(AIM)
Each entry must appear again exactly as it does in the source.

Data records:
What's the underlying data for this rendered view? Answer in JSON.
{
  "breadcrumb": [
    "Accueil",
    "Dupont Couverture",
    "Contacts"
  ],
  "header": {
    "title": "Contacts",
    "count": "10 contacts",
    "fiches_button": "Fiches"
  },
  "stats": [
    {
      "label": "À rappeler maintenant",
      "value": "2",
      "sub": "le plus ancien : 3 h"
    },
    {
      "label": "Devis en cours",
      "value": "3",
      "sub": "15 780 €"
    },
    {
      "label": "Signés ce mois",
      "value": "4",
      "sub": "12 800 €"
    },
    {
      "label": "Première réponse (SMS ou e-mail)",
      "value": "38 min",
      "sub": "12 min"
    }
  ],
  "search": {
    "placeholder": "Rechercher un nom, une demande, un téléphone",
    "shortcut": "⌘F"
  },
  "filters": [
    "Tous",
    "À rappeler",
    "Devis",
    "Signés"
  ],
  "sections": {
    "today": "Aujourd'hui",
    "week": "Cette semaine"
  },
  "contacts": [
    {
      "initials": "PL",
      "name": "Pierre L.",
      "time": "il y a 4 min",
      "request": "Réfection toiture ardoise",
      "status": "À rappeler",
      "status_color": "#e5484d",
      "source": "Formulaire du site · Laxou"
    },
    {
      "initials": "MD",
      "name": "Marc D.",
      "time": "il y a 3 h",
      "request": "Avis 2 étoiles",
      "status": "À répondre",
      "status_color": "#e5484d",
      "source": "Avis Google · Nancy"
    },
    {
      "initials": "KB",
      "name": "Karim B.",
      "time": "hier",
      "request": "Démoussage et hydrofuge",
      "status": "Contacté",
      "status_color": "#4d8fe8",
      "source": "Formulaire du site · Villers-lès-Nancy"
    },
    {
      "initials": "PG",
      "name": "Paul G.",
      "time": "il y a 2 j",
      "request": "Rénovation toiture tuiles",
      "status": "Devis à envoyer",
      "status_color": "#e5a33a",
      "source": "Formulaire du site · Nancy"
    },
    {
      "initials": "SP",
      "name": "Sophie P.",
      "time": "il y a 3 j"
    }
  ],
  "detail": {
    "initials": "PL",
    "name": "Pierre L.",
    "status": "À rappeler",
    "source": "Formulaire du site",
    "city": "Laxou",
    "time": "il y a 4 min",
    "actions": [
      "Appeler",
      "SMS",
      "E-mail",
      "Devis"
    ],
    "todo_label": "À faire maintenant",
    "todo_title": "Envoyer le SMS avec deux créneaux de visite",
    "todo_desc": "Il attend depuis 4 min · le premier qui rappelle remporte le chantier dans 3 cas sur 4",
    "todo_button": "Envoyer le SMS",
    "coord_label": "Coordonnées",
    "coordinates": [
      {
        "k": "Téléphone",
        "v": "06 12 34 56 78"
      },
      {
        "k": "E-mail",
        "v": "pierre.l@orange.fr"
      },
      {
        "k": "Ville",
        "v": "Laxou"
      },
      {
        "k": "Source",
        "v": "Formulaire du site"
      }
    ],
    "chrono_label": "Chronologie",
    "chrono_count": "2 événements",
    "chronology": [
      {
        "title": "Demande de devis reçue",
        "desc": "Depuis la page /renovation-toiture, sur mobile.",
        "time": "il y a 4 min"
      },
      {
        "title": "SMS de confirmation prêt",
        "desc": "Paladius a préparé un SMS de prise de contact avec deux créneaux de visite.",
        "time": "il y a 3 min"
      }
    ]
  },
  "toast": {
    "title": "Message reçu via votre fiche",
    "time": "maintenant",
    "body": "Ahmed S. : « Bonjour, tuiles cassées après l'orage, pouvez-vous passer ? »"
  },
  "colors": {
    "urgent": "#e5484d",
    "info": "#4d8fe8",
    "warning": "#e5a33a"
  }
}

(ANSWER TO THIS TASK)
What's the underlying data for this rendered view? Answer in JSON.
{
  "breadcrumb": [
    "Accueil",
    "Dupont Couverture",
    "Contacts"
  ],
  "header": {
    "title": "Contacts",
    "count": "10 contacts",
    "fiches_button": "Fiches"
  },
  "stats": [
    {
      "label": "À rappeler maintenant",
      "value": "2",
      "sub": "le plus ancien : 3 h"
    },
    {
      "label": "Devis en cours",
      "value": "3",
      "sub": "15 780 €"
    },
    {
      "label": "Signés ce mois",
      "value": "4",
      "sub": "12 800 €"
    },
    {
      "label": "Première réponse (SMS ou e-mail)",
      "value": "38 min",
      "sub": "12 min"
    }
  ],
  "search": {
    "placeholder": "Rechercher un nom, une demande, un téléphone",
    "shortcut": "⌘F"
  },
  "filters": [
    "Tous",
    "À rappeler",
    "Devis",
    "Signés"
  ],
  "sections": {
    "today": "Aujourd'hui",
    "week": "Cette semaine"
  },
  "contacts": [
    {
      "initials": "PL",
      "name": "Pierre L.",
      "time": "il y a 4 min",
      "request": "Réfection toiture ardoise",
      "status": "À rappeler",
      "status_color": "#e5484d",
      "source": "Formulaire du site · Laxou"
    },
    {
      "initials": "MD",
      "name": "Marc D.",
      "time": "il y a 3 h",
      "request": "Avis 2 étoiles",
      "status": "À répondre",
      "status_color": "#e5484d",
      "source": "Avis Google · Nancy"
    },
    {
      "initials": "KB",
      "name": "Karim B.",
      "time": "hier",
      "request": "Démoussage et hydrofuge",
      "status": "Contacté",
      "status_color": "#4d8fe8",
      "source": "Formulaire du site · Villers-lès-Nancy"
    },
    {
      "initials": "PG",
      "name": "Paul G.",
      "time": "il y a 2 j",
      "request": "Rénovation toiture tuiles",
      "status": "Devis à envoyer",
      "status_color": "#e5a33a",
      "source": "Formulaire du site · Nancy"
    },
    {
      "initials": "SP",
      "name": "Sophie P.",
      "time": "il y a 3 j"
    }
  ],
  "detail": {
    "initials": "PL",
    "name": "Pierre L.",
    "status": "À rappeler",
    "source": "Formulaire du site",
    "city": "Laxou",
    "time": "il y a 4 min",
    "actions": [
      "Appeler",
      "SMS",
      "E-mail",
      "Devis"
    ],
    "todo_label": "À faire maintenant",
    "todo_title": "Envoyer le SMS avec deux créneaux de visite",
    "todo_desc": "Il attend depuis 4 min · le premier qui rappelle remporte le chantier dans 3 cas sur 4",
    "todo_button": "Envoyer le SMS",
    "coord_label": "Coordonnées",
    "coordinates": [
      {
        "k": "Téléphone",
        "v": "06 12 34 56 78"
      },
      {
        "k": "E-mail",
        "v": "pierre.l@orange.fr"
      },
      {
        "k": "Ville",
        "v": "Laxou"
      },
      {
        "k": "Source",
        "v": "Formulaire du site"
      }
    ],
    "chrono_label": "Chronologie",
    "chrono_count": "2 événements",
    "chronology": [
      {
        "title": "Demande de devis reçue",
        "desc": "Depuis la page /renovation-toiture, sur mobile.",
        "time": "il y a 4 min"
      },
      {
        "title": "SMS de confirmation prêt",
        "desc": "Paladius a préparé un SMS de prise de contact avec deux créneaux de visite.",
        "time": "il y a 3 min"
      }
    ]
  },
  "toast": {
    "title": "Message reçu via votre fiche",
    "time": "maintenant",
    "body": "Ahmed S. : « Bonjour, tuiles cassées après l'orage, pouvez-vous passer ? »"
  },
  "colors": {
    "urgent": "#e5484d",
    "info": "#4d8fe8",
    "warning": "#e5a33a"
  }
}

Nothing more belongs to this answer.